• [TASK TO COMPLETE]:
Extract each line bearing the word "JSON".

• [RECORDS FOR THE EXERCISE]:

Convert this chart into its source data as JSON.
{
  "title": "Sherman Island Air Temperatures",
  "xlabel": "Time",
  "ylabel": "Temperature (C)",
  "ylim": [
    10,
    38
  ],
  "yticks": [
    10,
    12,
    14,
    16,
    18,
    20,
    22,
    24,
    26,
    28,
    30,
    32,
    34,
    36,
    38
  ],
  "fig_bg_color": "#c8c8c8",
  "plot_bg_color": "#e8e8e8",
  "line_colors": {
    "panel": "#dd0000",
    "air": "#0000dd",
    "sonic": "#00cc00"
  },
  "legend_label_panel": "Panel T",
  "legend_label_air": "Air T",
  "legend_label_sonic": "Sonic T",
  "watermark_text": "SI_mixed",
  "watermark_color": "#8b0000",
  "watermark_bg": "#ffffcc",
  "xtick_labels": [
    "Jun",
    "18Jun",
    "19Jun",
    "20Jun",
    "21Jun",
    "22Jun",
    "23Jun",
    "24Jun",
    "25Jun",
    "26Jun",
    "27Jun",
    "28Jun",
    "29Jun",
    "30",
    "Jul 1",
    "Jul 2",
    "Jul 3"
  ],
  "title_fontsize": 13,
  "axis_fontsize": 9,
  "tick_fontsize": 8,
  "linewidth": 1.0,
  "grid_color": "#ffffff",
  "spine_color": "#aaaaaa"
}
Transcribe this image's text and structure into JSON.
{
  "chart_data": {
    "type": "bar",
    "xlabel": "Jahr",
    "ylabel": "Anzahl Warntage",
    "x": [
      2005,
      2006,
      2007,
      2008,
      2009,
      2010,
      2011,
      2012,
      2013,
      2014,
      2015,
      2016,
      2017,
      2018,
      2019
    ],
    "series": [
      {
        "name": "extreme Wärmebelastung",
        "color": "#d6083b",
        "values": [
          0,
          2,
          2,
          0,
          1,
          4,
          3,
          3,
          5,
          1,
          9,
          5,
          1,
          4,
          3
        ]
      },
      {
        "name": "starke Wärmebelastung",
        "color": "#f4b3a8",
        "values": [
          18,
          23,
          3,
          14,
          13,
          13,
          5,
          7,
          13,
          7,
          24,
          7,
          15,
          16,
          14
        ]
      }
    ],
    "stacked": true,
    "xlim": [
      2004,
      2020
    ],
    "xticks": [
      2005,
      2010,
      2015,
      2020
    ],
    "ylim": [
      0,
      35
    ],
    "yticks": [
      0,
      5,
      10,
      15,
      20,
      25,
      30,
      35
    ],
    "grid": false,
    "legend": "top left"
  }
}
==
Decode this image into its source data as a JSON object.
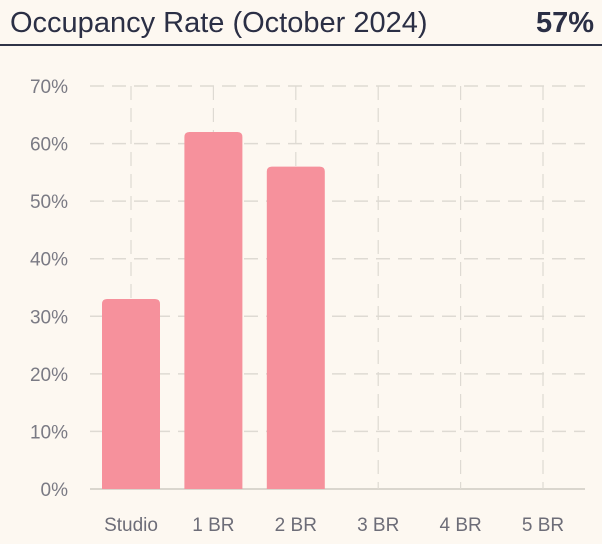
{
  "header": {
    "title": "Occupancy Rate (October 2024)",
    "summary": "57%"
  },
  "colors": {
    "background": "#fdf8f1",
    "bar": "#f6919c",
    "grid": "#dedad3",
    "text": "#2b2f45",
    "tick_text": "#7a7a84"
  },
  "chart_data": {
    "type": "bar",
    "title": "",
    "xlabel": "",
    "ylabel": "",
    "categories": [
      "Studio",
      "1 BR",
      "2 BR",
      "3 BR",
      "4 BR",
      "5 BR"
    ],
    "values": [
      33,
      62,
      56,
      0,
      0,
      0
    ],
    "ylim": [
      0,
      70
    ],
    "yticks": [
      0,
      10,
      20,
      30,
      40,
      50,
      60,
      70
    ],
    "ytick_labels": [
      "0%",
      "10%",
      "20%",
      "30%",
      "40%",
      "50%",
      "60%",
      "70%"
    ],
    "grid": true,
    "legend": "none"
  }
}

• [RIGHT ANSWER]:
Convert this chart into its source data as JSON.
Transcribe this image's text and structure into JSON.
Decode this image into its source data as a JSON object.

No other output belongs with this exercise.